Data records:
-.-.-

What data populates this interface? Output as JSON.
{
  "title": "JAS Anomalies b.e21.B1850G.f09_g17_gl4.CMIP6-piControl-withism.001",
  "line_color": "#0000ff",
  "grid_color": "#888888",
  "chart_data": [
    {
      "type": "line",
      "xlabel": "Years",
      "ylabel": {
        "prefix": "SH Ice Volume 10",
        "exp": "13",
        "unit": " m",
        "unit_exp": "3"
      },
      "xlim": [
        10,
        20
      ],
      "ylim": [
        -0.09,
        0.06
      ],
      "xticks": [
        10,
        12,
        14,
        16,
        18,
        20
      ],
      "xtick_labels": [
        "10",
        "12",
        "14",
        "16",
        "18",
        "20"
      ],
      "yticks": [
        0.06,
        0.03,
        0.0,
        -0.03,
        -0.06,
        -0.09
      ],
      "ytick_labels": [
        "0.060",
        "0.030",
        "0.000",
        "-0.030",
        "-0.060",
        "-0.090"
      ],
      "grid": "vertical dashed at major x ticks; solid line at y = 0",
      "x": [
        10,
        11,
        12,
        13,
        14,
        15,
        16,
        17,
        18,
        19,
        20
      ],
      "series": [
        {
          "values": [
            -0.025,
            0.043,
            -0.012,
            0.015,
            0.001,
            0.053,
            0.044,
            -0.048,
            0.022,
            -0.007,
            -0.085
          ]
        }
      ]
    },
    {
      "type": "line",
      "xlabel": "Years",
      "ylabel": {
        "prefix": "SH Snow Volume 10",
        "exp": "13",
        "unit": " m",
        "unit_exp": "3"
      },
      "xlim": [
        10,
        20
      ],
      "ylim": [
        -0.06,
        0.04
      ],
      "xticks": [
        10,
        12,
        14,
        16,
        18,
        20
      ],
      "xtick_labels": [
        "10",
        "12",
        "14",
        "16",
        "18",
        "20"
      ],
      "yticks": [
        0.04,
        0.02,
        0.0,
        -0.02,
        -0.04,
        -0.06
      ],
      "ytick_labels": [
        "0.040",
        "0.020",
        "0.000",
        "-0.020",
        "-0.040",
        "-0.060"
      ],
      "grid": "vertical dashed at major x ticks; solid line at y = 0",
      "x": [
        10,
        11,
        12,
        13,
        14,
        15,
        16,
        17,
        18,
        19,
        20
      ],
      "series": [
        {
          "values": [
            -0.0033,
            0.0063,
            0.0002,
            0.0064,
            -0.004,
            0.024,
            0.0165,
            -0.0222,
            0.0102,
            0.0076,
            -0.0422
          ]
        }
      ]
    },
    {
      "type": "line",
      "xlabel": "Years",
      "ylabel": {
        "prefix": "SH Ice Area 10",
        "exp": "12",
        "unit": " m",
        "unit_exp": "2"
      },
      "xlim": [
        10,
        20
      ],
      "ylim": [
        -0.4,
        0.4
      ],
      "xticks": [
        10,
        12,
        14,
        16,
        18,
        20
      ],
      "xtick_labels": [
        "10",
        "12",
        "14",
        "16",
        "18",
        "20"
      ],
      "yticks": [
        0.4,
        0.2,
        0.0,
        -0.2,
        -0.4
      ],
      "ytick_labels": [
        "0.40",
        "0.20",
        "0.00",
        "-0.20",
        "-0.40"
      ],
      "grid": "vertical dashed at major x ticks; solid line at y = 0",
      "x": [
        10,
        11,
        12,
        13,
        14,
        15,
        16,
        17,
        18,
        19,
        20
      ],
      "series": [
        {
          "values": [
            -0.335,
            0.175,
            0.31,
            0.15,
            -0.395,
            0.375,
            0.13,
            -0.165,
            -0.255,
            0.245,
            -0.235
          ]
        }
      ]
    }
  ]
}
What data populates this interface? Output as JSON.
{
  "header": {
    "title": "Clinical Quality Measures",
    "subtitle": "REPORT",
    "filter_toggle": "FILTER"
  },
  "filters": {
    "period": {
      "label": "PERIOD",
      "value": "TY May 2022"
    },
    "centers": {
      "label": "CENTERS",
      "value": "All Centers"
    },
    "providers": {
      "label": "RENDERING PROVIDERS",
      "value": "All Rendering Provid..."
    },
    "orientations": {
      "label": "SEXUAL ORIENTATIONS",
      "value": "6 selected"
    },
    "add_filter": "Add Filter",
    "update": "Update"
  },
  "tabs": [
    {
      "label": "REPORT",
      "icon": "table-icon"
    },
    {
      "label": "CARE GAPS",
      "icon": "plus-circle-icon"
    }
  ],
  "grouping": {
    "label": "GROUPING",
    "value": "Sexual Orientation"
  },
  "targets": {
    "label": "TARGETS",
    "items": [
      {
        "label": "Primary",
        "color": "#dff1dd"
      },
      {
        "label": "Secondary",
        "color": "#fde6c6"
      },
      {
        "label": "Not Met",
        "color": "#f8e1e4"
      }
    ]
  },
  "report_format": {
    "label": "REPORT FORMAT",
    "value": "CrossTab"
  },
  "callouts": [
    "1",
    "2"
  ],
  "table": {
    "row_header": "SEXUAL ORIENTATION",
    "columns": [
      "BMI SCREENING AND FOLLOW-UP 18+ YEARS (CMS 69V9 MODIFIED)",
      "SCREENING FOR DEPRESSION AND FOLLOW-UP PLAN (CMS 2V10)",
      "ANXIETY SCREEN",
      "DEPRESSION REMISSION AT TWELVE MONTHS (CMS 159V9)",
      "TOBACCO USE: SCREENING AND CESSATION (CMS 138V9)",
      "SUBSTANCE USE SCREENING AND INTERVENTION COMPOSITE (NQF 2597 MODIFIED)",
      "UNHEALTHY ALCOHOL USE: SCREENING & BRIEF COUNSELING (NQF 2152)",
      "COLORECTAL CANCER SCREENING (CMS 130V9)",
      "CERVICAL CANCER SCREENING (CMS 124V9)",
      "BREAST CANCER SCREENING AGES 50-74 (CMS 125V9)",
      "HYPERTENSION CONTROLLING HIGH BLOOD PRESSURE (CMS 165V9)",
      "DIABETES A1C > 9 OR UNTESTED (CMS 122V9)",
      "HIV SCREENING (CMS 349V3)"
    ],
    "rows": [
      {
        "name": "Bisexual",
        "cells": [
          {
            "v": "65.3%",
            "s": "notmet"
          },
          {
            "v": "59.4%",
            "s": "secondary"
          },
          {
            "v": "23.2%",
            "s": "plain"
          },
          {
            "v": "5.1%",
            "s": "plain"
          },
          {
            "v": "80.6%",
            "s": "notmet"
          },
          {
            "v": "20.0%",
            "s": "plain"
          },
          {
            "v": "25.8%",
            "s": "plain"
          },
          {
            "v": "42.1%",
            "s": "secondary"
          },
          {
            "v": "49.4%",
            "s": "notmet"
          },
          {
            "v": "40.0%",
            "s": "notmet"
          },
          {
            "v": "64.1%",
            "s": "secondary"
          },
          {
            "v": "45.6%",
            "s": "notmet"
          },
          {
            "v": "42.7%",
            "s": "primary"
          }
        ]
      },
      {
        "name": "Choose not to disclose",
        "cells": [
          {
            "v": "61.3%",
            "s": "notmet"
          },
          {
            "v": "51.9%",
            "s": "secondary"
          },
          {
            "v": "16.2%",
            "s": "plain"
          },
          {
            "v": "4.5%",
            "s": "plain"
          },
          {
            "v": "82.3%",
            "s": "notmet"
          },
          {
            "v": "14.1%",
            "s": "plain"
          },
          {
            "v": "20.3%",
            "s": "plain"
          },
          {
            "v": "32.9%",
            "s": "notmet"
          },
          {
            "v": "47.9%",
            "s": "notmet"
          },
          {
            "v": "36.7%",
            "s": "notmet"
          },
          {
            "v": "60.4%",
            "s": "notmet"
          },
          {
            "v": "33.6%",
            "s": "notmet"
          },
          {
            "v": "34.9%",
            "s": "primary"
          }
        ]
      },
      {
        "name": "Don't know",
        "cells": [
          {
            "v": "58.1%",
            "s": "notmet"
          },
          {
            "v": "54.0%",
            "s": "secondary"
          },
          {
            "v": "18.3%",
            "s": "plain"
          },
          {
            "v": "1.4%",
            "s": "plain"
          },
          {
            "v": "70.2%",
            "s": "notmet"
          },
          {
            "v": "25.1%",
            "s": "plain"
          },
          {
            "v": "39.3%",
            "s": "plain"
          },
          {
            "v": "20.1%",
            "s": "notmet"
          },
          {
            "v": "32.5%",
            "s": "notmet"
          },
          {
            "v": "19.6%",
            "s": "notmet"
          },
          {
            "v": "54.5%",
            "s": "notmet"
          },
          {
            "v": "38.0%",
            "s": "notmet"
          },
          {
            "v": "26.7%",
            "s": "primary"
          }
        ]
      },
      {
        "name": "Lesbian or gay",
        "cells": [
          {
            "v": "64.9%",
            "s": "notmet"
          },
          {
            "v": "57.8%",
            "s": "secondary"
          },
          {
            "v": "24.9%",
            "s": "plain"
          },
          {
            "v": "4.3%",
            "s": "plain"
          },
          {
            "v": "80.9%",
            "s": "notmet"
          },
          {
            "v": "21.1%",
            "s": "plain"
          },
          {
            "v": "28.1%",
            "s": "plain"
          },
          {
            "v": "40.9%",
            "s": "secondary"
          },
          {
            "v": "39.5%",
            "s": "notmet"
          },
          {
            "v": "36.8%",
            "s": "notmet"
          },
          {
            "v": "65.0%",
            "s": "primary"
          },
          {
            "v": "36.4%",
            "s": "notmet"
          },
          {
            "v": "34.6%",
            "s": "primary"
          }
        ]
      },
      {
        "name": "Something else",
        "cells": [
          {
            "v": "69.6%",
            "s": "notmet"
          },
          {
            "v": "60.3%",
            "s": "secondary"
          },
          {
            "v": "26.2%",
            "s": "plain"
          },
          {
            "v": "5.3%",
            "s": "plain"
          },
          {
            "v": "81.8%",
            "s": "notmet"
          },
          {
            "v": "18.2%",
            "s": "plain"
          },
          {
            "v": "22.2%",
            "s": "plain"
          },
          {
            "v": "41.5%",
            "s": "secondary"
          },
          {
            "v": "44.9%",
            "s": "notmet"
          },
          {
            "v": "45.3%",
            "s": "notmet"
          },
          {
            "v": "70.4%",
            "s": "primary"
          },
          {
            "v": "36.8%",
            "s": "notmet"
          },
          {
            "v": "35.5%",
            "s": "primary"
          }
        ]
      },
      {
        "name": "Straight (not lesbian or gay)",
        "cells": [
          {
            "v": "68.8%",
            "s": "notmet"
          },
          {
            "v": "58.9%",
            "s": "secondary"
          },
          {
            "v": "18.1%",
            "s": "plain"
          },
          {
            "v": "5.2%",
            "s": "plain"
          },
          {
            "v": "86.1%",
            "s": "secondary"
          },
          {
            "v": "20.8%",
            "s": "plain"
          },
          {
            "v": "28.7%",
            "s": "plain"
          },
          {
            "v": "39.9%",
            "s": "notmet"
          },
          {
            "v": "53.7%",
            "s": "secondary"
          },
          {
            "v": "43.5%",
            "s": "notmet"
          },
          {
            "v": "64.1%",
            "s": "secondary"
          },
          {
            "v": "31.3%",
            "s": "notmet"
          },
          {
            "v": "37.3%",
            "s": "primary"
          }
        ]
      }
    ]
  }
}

-.-.-

> _What is required_
Search the data for "MODIFIED". Copy every line that has it.

> _Result_
      "BMI SCREENING AND FOLLOW-UP 18+ YEARS (CMS 69V9 MODIFIED)",
      "SUBSTANCE USE SCREENING AND INTERVENTION COMPOSITE (NQF 2597 MODIFIED)",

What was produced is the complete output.